— start of Material provided —

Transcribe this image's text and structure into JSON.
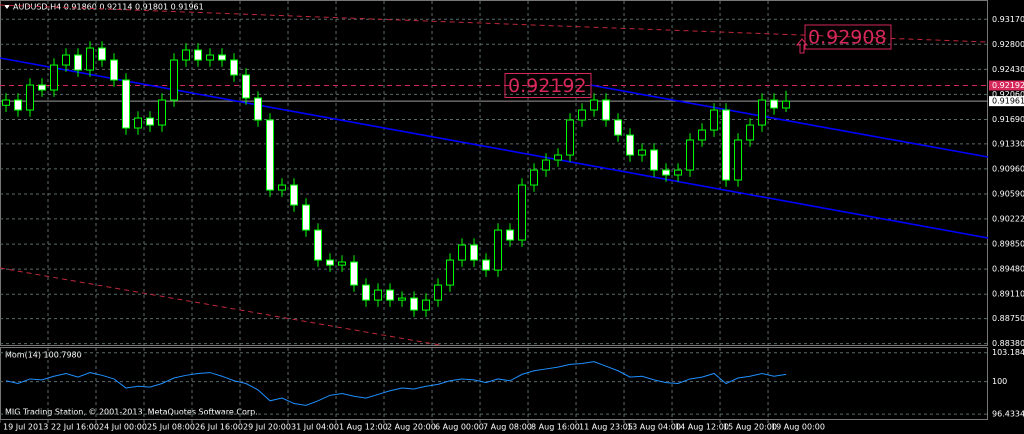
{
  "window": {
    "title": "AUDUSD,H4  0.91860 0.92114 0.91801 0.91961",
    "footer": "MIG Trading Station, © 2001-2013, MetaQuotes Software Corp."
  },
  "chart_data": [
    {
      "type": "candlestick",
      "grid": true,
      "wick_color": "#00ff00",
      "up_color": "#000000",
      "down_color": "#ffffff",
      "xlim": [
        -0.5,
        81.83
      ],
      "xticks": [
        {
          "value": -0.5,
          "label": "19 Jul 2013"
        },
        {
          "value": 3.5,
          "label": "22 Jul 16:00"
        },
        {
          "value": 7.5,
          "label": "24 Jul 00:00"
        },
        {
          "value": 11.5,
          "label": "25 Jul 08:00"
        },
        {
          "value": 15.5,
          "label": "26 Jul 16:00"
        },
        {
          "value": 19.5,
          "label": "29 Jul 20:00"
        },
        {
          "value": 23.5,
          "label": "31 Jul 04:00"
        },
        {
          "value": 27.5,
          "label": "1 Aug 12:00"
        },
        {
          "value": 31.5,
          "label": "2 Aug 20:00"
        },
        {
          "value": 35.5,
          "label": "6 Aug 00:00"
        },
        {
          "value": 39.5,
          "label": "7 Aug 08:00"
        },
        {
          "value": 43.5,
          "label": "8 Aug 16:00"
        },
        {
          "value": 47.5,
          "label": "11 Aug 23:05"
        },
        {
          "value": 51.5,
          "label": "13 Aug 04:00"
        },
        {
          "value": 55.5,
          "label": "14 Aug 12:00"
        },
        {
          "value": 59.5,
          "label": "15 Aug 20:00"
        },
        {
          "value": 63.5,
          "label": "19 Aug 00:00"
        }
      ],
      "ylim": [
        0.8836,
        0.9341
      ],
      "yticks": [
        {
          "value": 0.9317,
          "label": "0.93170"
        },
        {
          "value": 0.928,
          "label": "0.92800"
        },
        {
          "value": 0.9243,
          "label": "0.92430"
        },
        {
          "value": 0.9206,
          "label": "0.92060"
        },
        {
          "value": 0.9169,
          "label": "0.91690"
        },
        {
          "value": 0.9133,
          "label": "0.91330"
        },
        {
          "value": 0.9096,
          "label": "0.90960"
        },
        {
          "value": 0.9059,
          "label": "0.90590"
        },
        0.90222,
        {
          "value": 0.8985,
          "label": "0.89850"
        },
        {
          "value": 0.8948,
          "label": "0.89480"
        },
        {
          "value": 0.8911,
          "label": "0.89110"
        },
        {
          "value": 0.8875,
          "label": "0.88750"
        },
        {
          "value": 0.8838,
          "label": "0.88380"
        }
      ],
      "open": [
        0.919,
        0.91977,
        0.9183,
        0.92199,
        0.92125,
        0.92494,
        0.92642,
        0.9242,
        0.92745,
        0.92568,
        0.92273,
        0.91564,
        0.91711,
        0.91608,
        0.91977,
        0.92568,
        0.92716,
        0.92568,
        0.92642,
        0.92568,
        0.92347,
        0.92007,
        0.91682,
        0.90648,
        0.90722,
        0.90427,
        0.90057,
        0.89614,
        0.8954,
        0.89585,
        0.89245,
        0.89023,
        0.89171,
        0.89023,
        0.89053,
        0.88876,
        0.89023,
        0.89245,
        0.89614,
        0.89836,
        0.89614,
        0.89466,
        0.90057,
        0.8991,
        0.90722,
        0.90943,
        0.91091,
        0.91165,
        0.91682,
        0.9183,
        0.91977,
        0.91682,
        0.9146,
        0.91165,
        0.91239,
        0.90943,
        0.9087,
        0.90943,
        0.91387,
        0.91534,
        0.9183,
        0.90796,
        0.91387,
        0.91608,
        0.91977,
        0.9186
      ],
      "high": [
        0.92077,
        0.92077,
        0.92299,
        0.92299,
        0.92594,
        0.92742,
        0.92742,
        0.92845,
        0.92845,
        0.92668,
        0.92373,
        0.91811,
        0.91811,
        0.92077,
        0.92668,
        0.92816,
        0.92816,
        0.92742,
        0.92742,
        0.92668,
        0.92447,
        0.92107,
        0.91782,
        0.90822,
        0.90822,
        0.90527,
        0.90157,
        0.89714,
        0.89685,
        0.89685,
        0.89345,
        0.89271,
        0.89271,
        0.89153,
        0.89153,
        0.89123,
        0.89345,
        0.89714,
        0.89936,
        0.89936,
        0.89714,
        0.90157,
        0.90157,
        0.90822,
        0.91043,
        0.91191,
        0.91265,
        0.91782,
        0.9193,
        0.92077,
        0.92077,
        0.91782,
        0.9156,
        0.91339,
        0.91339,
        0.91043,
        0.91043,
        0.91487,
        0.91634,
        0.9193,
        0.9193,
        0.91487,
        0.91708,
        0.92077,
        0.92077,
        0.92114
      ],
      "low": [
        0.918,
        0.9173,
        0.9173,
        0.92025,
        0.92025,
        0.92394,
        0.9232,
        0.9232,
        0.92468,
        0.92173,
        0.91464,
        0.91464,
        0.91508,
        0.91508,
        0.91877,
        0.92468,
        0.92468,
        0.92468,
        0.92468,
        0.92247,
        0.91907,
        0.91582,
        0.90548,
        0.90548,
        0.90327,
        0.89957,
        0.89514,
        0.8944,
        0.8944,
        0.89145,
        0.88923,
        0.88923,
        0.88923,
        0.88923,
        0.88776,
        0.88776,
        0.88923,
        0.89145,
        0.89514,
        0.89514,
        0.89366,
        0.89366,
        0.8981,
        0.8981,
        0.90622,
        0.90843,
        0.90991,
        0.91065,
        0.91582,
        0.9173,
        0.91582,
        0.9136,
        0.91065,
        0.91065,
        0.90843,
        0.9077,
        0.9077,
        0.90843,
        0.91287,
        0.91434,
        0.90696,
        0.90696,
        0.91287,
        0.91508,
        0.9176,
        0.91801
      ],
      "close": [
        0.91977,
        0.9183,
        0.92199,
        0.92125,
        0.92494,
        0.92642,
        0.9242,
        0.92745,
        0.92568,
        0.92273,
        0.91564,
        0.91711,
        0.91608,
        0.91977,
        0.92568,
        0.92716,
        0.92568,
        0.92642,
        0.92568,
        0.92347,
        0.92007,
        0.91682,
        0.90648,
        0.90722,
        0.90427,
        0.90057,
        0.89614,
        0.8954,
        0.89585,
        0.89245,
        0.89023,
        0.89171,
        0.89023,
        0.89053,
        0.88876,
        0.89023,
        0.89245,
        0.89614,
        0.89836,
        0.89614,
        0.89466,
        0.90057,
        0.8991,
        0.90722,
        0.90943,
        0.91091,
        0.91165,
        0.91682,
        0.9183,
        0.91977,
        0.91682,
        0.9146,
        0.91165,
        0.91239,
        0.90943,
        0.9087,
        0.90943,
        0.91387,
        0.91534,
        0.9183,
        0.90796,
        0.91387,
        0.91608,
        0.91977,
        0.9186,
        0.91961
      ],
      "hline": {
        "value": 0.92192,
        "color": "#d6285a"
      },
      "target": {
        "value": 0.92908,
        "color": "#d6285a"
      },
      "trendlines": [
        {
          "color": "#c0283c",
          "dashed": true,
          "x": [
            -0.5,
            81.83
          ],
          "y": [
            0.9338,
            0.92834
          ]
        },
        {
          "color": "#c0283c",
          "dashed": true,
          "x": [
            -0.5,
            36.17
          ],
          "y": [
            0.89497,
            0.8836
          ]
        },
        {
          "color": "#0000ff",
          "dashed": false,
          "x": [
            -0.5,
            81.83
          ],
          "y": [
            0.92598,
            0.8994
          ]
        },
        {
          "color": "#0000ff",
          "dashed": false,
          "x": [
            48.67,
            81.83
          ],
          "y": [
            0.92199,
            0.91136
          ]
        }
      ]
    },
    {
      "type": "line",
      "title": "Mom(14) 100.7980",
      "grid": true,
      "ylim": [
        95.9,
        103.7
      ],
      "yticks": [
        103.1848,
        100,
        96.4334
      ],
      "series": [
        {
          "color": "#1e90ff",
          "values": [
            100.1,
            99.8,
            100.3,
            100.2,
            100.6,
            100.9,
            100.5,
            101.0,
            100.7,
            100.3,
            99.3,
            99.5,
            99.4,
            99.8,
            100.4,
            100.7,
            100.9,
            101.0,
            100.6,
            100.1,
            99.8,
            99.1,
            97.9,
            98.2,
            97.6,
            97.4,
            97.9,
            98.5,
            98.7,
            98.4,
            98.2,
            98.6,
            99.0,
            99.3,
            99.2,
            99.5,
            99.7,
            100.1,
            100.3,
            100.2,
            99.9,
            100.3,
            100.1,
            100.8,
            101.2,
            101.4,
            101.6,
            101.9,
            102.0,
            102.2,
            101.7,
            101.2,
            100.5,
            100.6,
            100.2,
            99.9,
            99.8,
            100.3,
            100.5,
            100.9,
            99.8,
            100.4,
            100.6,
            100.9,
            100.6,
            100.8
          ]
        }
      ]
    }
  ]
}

— end of Material provided —

Find the lines above holding the word "title" and show them.

### Exercise solution:
    "title": "AUDUSD,H4  0.91860 0.92114 0.91801 0.91961",
      "title": "Mom(14) 100.7980",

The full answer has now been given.